▸ **What needs to be done**
Pick out and copy every line below that has the word "сообществом".

□ □ □ □ □ □ □

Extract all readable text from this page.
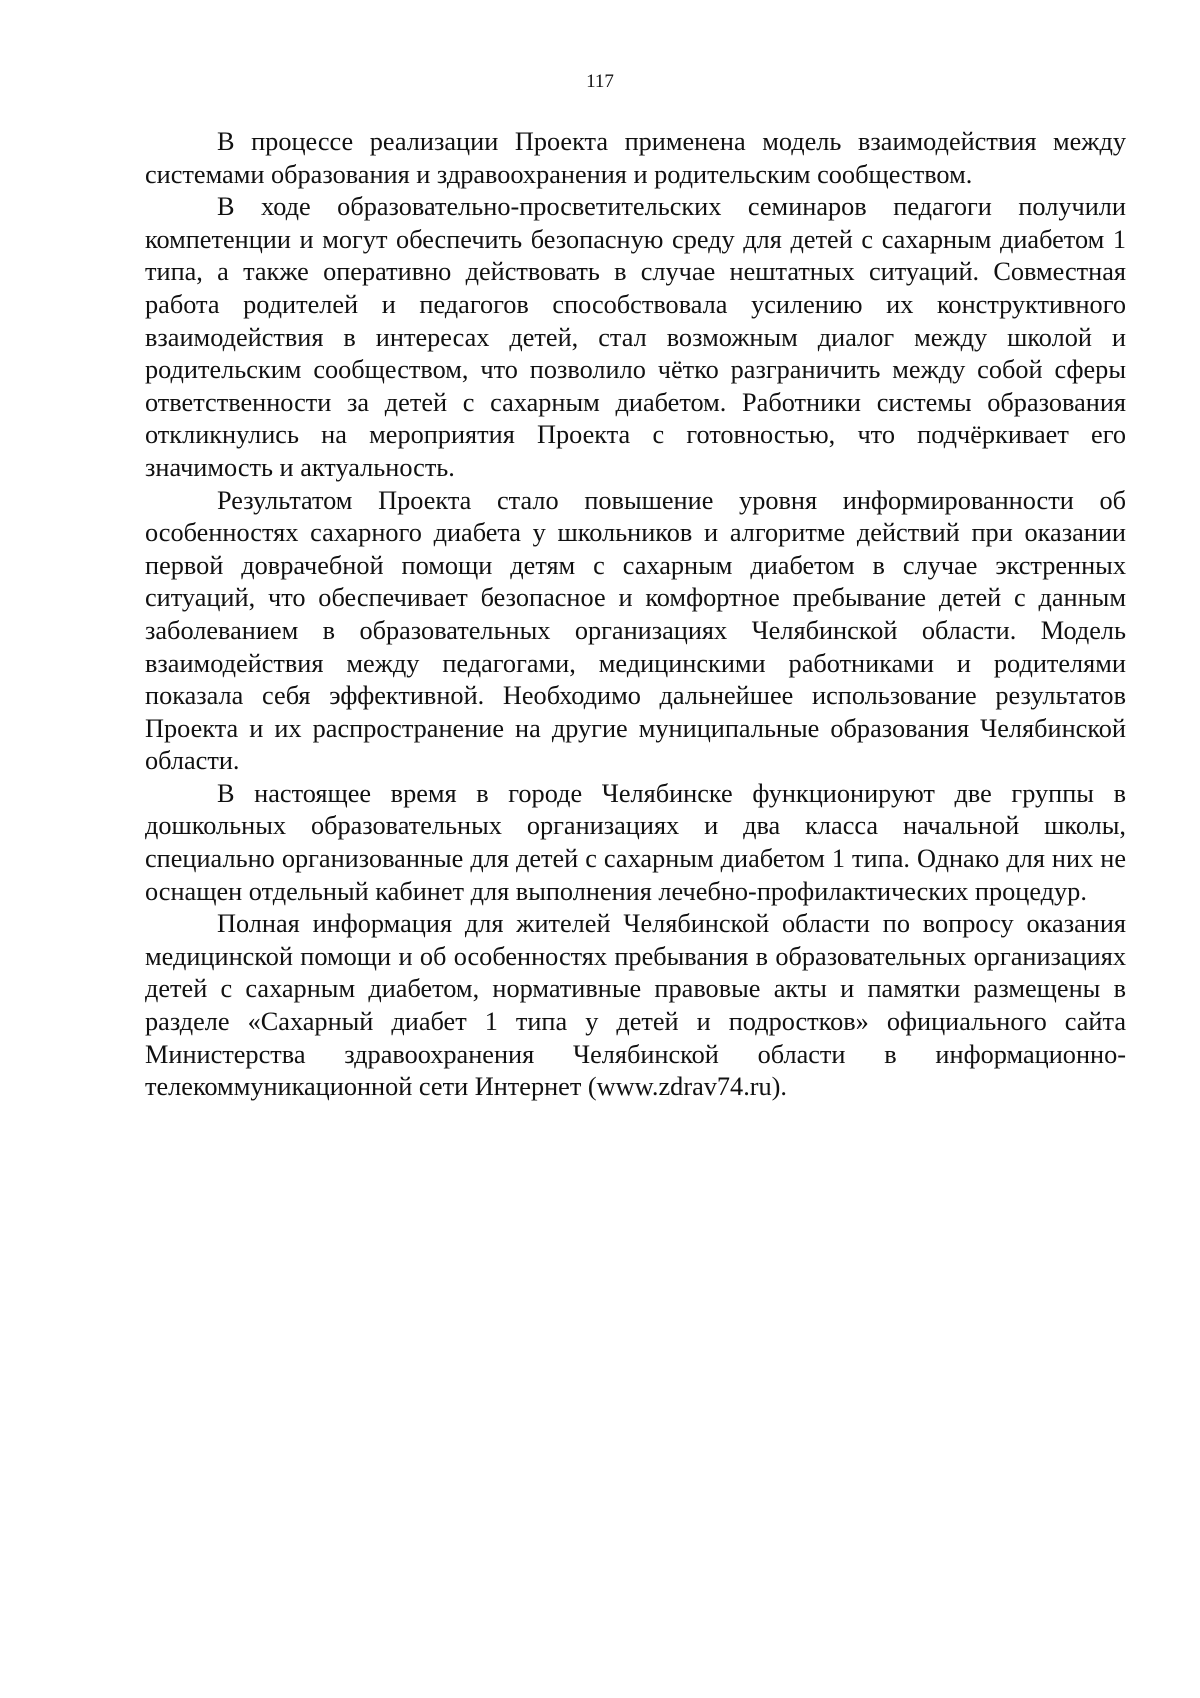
117

В процессе реализации Проекта применена модель взаимодействия между системами образования и здравоохранения и родительским сообществом.

В ходе образовательно-просветительских семинаров педагоги получили компетенции и могут обеспечить безопасную среду для детей с сахарным диабетом 1 типа, а также оперативно действовать в случае нештатных ситуаций. Совместная работа родителей и педагогов способствовала усилению их конструктивного взаимодействия в интересах детей, стал возможным диалог между школой и родительским сообществом, что позволило чётко разграничить между собой сферы ответственности за детей с сахарным диабетом. Работники системы образования откликнулись на мероприятия Проекта с готовностью, что подчёркивает его значимость и актуальность.

Результатом Проекта стало повышение уровня информированности об особенностях сахарного диабета у школьников и алгоритме действий при оказании первой доврачебной помощи детям с сахарным диабетом в случае экстренных ситуаций, что обеспечивает безопасное и комфортное пребывание детей с данным заболеванием в образовательных организациях Челябинской области. Модель взаимодействия между педагогами, медицинскими работниками и родителями показала себя эффективной. Необходимо дальнейшее использование результатов Проекта и их распространение на другие муниципальные образования Челябинской области.

В настоящее время в городе Челябинске функционируют две группы в дошкольных образовательных организациях и два класса начальной школы, специально организованные для детей с сахарным диабетом 1 типа. Однако для них не оснащен отдельный кабинет для выполнения лечебно-профилактических процедур.

Полная информация для жителей Челябинской области по вопросу оказания медицинской помощи и об особенностях пребывания в образовательных организациях детей с сахарным диабетом, нормативные правовые акты и памятки размещены в разделе «Сахарный диабет 1 типа у детей и подростков» официального сайта Министерства здравоохранения Челябинской области в информационно-телекоммуникационной сети Интернет (www.zdrav74.ru).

□ □ □ □ □ □ □

▸ **Task output**
В процессе реализации Проекта применена модель взаимодействия между системами образования и здравоохранения и родительским сообществом.
В ходе образовательно-просветительских семинаров педагоги получили компетенции и могут обеспечить безопасную среду для детей с сахарным диабетом 1 типа, а также оперативно действовать в случае нештатных ситуаций. Совместная работа родителей и педагогов способствовала усилению их конструктивного взаимодействия в интересах детей, стал возможным диалог между школой и родительским сообществом, что позволило чётко разграничить между собой сферы ответственности за детей с сахарным диабетом. Работники системы образования откликнулись на мероприятия Проекта с готовностью, что подчёркивает его значимость и актуальность.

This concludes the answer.